» **WHAT IS ASKED**:
Identify the lines in the data below that contain "name" and give only how many there are.

» **GIVEN DATA**:

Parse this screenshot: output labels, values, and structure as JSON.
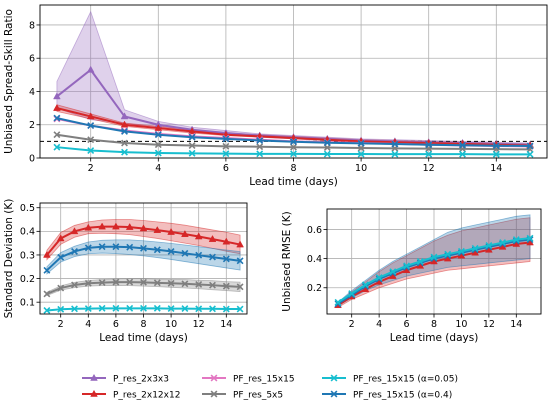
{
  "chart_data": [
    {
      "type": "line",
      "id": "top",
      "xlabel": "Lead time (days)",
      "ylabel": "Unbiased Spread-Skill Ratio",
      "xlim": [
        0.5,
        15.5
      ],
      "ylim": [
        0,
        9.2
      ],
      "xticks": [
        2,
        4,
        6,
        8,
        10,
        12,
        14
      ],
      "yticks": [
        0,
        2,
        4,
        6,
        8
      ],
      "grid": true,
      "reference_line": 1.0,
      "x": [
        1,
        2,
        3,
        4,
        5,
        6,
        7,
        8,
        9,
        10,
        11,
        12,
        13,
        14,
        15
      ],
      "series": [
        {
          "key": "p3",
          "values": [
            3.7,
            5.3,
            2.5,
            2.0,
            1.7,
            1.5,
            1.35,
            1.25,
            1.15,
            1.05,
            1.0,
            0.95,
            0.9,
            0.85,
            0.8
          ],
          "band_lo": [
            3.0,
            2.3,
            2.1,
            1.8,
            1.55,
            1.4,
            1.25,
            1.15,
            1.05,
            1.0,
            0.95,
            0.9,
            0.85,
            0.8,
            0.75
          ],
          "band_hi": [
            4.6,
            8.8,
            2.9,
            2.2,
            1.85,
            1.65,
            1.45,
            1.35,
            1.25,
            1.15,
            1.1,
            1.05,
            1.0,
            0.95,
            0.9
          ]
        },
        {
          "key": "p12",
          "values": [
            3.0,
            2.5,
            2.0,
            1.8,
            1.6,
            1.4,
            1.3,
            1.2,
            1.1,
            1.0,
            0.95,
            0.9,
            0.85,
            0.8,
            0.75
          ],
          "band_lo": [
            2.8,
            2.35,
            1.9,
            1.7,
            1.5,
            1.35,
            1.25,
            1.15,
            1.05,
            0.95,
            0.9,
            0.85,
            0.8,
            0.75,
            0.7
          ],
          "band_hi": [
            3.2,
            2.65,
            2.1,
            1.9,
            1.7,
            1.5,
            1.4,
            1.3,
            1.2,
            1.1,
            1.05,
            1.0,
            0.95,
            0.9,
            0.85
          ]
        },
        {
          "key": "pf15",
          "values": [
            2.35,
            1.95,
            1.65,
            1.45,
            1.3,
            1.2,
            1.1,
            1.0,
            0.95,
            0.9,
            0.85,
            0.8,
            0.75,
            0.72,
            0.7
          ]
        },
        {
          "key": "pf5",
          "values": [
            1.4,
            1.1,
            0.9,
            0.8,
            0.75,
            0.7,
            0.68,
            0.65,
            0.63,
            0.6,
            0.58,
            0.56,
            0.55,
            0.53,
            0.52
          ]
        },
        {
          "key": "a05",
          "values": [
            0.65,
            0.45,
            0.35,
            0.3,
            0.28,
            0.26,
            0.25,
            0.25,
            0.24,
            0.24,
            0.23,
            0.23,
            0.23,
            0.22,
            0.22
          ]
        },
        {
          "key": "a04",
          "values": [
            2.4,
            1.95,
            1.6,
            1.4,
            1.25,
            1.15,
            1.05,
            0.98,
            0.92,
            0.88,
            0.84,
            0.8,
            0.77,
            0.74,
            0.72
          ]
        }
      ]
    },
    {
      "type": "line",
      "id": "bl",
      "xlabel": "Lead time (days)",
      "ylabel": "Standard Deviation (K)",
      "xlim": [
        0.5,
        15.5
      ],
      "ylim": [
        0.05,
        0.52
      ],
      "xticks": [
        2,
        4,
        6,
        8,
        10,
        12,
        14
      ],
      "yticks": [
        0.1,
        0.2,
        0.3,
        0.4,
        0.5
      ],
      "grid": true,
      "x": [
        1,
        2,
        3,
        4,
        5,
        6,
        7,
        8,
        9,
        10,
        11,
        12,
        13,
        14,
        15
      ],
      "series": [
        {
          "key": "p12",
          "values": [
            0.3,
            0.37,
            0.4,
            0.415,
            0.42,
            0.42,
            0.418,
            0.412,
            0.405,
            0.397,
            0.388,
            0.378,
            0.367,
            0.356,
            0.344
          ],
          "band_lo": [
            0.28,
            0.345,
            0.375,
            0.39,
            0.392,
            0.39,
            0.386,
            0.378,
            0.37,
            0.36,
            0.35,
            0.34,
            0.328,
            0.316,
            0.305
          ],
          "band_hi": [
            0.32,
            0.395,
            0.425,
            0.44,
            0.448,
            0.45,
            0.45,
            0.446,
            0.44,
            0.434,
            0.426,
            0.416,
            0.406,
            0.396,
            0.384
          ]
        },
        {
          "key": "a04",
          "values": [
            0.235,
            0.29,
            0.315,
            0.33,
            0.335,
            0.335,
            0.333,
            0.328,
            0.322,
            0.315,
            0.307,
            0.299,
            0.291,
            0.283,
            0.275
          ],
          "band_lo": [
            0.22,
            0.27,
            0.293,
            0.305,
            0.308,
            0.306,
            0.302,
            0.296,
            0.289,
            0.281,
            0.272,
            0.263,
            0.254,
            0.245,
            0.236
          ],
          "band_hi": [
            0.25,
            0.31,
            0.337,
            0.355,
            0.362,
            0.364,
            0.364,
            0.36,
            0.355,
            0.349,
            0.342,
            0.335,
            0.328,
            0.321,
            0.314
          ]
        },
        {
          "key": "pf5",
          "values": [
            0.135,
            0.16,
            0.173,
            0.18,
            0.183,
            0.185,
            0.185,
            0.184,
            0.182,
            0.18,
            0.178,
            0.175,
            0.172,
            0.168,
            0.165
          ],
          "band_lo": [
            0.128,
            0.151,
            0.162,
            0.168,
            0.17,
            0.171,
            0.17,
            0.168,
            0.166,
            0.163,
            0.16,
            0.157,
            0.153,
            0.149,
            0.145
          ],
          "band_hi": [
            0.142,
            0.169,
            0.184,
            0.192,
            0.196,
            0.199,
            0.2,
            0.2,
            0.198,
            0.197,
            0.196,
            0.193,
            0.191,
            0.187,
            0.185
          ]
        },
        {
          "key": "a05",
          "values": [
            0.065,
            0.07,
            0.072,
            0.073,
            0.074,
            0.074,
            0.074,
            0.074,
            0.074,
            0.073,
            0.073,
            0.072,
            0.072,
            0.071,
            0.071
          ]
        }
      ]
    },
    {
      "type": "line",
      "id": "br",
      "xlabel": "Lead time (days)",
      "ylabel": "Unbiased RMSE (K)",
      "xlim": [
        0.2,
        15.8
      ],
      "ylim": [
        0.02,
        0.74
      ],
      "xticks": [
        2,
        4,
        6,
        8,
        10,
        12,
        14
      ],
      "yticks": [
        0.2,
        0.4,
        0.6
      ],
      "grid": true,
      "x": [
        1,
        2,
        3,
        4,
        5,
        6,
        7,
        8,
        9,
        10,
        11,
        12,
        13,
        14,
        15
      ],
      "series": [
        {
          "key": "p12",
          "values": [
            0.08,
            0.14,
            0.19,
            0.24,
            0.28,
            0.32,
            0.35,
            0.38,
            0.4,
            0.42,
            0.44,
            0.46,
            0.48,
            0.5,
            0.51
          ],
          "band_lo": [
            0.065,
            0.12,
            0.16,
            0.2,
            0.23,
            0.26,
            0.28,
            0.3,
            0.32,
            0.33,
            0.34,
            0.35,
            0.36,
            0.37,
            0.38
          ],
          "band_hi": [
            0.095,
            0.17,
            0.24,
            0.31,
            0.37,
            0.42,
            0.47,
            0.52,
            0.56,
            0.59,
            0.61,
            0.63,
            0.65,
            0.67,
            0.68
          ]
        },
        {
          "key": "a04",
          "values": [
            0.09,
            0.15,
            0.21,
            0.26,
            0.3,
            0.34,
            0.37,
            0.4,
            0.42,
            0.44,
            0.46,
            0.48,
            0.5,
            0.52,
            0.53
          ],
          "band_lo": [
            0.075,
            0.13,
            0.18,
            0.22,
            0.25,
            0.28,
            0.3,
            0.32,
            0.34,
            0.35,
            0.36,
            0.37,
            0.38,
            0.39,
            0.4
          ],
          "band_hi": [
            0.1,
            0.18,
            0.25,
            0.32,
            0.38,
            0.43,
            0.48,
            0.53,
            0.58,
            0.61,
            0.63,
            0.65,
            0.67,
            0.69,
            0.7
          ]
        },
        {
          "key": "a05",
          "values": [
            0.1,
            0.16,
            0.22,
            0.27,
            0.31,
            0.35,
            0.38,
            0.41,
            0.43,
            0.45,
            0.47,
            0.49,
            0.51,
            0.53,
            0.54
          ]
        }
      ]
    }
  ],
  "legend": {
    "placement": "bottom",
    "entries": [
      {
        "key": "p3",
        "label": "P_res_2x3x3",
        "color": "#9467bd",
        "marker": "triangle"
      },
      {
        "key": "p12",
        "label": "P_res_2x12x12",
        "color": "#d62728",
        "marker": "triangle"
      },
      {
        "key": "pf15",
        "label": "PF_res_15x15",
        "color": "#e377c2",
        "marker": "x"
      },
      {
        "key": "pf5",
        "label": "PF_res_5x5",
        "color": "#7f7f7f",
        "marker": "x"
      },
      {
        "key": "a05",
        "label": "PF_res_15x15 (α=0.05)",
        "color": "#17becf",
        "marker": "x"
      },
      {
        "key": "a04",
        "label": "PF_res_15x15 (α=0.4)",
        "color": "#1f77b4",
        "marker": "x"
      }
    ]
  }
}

--

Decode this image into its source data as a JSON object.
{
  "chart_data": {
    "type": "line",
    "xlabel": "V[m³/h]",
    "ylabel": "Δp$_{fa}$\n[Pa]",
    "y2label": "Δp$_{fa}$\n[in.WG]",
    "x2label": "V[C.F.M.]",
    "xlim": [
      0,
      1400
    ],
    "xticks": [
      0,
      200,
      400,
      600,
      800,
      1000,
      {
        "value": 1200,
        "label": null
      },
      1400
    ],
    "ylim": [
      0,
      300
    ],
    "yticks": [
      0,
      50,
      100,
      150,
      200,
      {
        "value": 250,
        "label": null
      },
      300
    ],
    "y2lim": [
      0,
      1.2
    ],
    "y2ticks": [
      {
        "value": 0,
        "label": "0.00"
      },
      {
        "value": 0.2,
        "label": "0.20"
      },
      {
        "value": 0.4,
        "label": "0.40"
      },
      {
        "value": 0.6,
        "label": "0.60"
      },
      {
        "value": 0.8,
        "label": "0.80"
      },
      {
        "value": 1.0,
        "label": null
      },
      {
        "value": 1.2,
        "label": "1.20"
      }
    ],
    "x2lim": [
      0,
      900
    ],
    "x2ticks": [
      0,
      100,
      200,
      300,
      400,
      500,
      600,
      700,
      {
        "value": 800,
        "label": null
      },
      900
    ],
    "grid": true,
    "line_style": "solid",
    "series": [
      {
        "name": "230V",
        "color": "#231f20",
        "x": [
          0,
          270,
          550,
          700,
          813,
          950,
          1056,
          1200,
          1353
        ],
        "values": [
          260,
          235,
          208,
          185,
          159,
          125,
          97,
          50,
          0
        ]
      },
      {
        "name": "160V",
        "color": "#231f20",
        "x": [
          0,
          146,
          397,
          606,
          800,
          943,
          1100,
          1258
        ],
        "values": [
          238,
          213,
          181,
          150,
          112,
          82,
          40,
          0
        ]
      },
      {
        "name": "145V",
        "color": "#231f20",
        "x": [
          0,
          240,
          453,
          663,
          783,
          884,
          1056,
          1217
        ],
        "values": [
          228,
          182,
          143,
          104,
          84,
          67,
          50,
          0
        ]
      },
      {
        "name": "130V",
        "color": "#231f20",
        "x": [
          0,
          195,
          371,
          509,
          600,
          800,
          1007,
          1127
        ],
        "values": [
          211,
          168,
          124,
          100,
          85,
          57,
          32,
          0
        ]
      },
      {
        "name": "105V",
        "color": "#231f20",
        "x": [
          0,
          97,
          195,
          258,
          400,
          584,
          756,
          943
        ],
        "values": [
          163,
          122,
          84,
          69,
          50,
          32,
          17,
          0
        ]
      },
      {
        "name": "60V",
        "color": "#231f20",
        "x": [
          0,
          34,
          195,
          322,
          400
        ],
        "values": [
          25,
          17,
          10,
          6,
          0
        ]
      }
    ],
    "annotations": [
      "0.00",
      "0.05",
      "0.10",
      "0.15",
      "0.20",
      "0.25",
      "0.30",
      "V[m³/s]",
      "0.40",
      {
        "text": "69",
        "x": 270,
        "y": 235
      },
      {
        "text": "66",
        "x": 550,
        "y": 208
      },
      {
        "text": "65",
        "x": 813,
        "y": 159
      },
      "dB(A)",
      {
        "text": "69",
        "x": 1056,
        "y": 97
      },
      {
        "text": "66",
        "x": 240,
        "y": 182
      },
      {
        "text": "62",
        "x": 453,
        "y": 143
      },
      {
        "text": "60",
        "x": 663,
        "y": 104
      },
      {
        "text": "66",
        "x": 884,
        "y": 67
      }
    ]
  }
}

» **RESULT BELOW**:
6